§ **Brief**: Could you write out all of the data again, word for word?

§ **Data extracts**:
Segment Open

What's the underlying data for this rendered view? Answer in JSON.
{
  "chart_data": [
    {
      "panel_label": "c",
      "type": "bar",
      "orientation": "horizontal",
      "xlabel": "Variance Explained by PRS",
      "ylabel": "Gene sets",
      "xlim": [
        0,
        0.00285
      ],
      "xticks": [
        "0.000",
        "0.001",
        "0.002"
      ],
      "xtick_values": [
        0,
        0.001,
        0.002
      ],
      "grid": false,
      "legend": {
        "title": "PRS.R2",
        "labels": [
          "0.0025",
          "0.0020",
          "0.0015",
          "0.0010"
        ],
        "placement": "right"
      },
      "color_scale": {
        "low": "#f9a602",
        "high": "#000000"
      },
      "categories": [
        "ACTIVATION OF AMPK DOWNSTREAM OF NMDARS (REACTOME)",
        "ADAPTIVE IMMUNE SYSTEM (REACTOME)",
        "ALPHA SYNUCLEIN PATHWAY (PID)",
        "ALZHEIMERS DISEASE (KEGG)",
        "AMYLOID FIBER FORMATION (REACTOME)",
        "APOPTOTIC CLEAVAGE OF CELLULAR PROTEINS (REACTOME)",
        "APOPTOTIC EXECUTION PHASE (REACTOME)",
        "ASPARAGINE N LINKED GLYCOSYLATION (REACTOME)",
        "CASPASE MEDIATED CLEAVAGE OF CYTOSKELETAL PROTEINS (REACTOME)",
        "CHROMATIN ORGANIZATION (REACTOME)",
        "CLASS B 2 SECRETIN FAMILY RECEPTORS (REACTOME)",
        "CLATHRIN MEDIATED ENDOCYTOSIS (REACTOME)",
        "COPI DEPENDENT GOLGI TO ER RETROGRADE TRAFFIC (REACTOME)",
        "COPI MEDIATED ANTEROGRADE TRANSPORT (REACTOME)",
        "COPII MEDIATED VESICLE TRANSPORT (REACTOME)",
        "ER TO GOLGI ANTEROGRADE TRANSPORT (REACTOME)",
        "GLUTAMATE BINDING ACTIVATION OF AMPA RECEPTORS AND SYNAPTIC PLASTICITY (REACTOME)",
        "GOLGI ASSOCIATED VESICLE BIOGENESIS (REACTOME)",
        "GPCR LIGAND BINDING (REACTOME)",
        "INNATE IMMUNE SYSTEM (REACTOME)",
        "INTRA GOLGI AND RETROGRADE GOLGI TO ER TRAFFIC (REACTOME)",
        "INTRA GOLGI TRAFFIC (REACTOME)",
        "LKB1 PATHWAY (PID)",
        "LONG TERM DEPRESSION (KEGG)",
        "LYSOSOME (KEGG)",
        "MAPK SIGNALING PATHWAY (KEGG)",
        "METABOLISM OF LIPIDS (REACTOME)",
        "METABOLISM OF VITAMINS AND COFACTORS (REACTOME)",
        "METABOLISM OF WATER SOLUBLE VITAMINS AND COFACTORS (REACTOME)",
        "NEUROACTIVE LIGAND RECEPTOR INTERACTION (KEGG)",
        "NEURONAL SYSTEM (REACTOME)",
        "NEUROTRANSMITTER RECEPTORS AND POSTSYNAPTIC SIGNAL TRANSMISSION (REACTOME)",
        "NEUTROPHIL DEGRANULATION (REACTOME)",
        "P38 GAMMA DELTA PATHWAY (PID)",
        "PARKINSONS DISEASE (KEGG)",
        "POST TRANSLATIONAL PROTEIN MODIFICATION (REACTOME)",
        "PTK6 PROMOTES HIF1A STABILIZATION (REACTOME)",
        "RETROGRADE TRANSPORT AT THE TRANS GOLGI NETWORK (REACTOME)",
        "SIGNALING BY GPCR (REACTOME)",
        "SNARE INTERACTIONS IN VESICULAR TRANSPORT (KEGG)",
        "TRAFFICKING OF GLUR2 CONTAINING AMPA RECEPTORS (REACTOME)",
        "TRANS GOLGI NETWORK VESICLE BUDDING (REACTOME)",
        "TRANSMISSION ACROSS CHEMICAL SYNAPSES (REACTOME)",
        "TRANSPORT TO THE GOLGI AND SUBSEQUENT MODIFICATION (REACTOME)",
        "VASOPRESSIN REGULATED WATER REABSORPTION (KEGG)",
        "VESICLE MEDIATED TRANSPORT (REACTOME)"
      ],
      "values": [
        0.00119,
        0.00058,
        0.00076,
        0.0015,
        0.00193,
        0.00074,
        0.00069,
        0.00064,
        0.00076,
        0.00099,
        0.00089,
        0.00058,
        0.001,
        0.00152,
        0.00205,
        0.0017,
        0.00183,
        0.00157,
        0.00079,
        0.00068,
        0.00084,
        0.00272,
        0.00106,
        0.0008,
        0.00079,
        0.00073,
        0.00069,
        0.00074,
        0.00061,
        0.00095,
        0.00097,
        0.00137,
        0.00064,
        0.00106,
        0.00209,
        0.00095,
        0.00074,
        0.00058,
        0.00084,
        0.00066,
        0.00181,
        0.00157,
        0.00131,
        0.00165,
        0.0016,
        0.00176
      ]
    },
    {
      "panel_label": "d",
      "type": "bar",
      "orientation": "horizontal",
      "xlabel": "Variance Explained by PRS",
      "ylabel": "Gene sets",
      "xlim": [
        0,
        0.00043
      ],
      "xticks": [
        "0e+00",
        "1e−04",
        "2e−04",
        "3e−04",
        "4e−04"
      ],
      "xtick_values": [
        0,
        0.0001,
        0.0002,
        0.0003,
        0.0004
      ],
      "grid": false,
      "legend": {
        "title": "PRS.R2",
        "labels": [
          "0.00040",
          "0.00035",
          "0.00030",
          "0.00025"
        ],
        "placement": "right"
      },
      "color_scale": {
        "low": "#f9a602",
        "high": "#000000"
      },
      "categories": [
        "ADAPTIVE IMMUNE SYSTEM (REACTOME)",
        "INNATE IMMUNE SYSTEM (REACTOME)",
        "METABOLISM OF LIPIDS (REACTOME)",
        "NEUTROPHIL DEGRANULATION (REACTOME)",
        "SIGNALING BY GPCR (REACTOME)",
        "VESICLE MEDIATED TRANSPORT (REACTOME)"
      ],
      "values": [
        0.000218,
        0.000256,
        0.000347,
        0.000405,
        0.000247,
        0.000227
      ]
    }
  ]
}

Segment Closed

§ **Answer to the exercise**:
What's the underlying data for this rendered view? Answer in JSON.
{
  "chart_data": [
    {
      "panel_label": "c",
      "type": "bar",
      "orientation": "horizontal",
      "xlabel": "Variance Explained by PRS",
      "ylabel": "Gene sets",
      "xlim": [
        0,
        0.00285
      ],
      "xticks": [
        "0.000",
        "0.001",
        "0.002"
      ],
      "xtick_values": [
        0,
        0.001,
        0.002
      ],
      "grid": false,
      "legend": {
        "title": "PRS.R2",
        "labels": [
          "0.0025",
          "0.0020",
          "0.0015",
          "0.0010"
        ],
        "placement": "right"
      },
      "color_scale": {
        "low": "#f9a602",
        "high": "#000000"
      },
      "categories": [
        "ACTIVATION OF AMPK DOWNSTREAM OF NMDARS (REACTOME)",
        "ADAPTIVE IMMUNE SYSTEM (REACTOME)",
        "ALPHA SYNUCLEIN PATHWAY (PID)",
        "ALZHEIMERS DISEASE (KEGG)",
        "AMYLOID FIBER FORMATION (REACTOME)",
        "APOPTOTIC CLEAVAGE OF CELLULAR PROTEINS (REACTOME)",
        "APOPTOTIC EXECUTION PHASE (REACTOME)",
        "ASPARAGINE N LINKED GLYCOSYLATION (REACTOME)",
        "CASPASE MEDIATED CLEAVAGE OF CYTOSKELETAL PROTEINS (REACTOME)",
        "CHROMATIN ORGANIZATION (REACTOME)",
        "CLASS B 2 SECRETIN FAMILY RECEPTORS (REACTOME)",
        "CLATHRIN MEDIATED ENDOCYTOSIS (REACTOME)",
        "COPI DEPENDENT GOLGI TO ER RETROGRADE TRAFFIC (REACTOME)",
        "COPI MEDIATED ANTEROGRADE TRANSPORT (REACTOME)",
        "COPII MEDIATED VESICLE TRANSPORT (REACTOME)",
        "ER TO GOLGI ANTEROGRADE TRANSPORT (REACTOME)",
        "GLUTAMATE BINDING ACTIVATION OF AMPA RECEPTORS AND SYNAPTIC PLASTICITY (REACTOME)",
        "GOLGI ASSOCIATED VESICLE BIOGENESIS (REACTOME)",
        "GPCR LIGAND BINDING (REACTOME)",
        "INNATE IMMUNE SYSTEM (REACTOME)",
        "INTRA GOLGI AND RETROGRADE GOLGI TO ER TRAFFIC (REACTOME)",
        "INTRA GOLGI TRAFFIC (REACTOME)",
        "LKB1 PATHWAY (PID)",
        "LONG TERM DEPRESSION (KEGG)",
        "LYSOSOME (KEGG)",
        "MAPK SIGNALING PATHWAY (KEGG)",
        "METABOLISM OF LIPIDS (REACTOME)",
        "METABOLISM OF VITAMINS AND COFACTORS (REACTOME)",
        "METABOLISM OF WATER SOLUBLE VITAMINS AND COFACTORS (REACTOME)",
        "NEUROACTIVE LIGAND RECEPTOR INTERACTION (KEGG)",
        "NEURONAL SYSTEM (REACTOME)",
        "NEUROTRANSMITTER RECEPTORS AND POSTSYNAPTIC SIGNAL TRANSMISSION (REACTOME)",
        "NEUTROPHIL DEGRANULATION (REACTOME)",
        "P38 GAMMA DELTA PATHWAY (PID)",
        "PARKINSONS DISEASE (KEGG)",
        "POST TRANSLATIONAL PROTEIN MODIFICATION (REACTOME)",
        "PTK6 PROMOTES HIF1A STABILIZATION (REACTOME)",
        "RETROGRADE TRANSPORT AT THE TRANS GOLGI NETWORK (REACTOME)",
        "SIGNALING BY GPCR (REACTOME)",
        "SNARE INTERACTIONS IN VESICULAR TRANSPORT (KEGG)",
        "TRAFFICKING OF GLUR2 CONTAINING AMPA RECEPTORS (REACTOME)",
        "TRANS GOLGI NETWORK VESICLE BUDDING (REACTOME)",
        "TRANSMISSION ACROSS CHEMICAL SYNAPSES (REACTOME)",
        "TRANSPORT TO THE GOLGI AND SUBSEQUENT MODIFICATION (REACTOME)",
        "VASOPRESSIN REGULATED WATER REABSORPTION (KEGG)",
        "VESICLE MEDIATED TRANSPORT (REACTOME)"
      ],
      "values": [
        0.00119,
        0.00058,
        0.00076,
        0.0015,
        0.00193,
        0.00074,
        0.00069,
        0.00064,
        0.00076,
        0.00099,
        0.00089,
        0.00058,
        0.001,
        0.00152,
        0.00205,
        0.0017,
        0.00183,
        0.00157,
        0.00079,
        0.00068,
        0.00084,
        0.00272,
        0.00106,
        0.0008,
        0.00079,
        0.00073,
        0.00069,
        0.00074,
        0.00061,
        0.00095,
        0.00097,
        0.00137,
        0.00064,
        0.00106,
        0.00209,
        0.00095,
        0.00074,
        0.00058,
        0.00084,
        0.00066,
        0.00181,
        0.00157,
        0.00131,
        0.00165,
        0.0016,
        0.00176
      ]
    },
    {
      "panel_label": "d",
      "type": "bar",
      "orientation": "horizontal",
      "xlabel": "Variance Explained by PRS",
      "ylabel": "Gene sets",
      "xlim": [
        0,
        0.00043
      ],
      "xticks": [
        "0e+00",
        "1e−04",
        "2e−04",
        "3e−04",
        "4e−04"
      ],
      "xtick_values": [
        0,
        0.0001,
        0.0002,
        0.0003,
        0.0004
      ],
      "grid": false,
      "legend": {
        "title": "PRS.R2",
        "labels": [
          "0.00040",
          "0.00035",
          "0.00030",
          "0.00025"
        ],
        "placement": "right"
      },
      "color_scale": {
        "low": "#f9a602",
        "high": "#000000"
      },
      "categories": [
        "ADAPTIVE IMMUNE SYSTEM (REACTOME)",
        "INNATE IMMUNE SYSTEM (REACTOME)",
        "METABOLISM OF LIPIDS (REACTOME)",
        "NEUTROPHIL DEGRANULATION (REACTOME)",
        "SIGNALING BY GPCR (REACTOME)",
        "VESICLE MEDIATED TRANSPORT (REACTOME)"
      ],
      "values": [
        0.000218,
        0.000256,
        0.000347,
        0.000405,
        0.000247,
        0.000227
      ]
    }
  ]
}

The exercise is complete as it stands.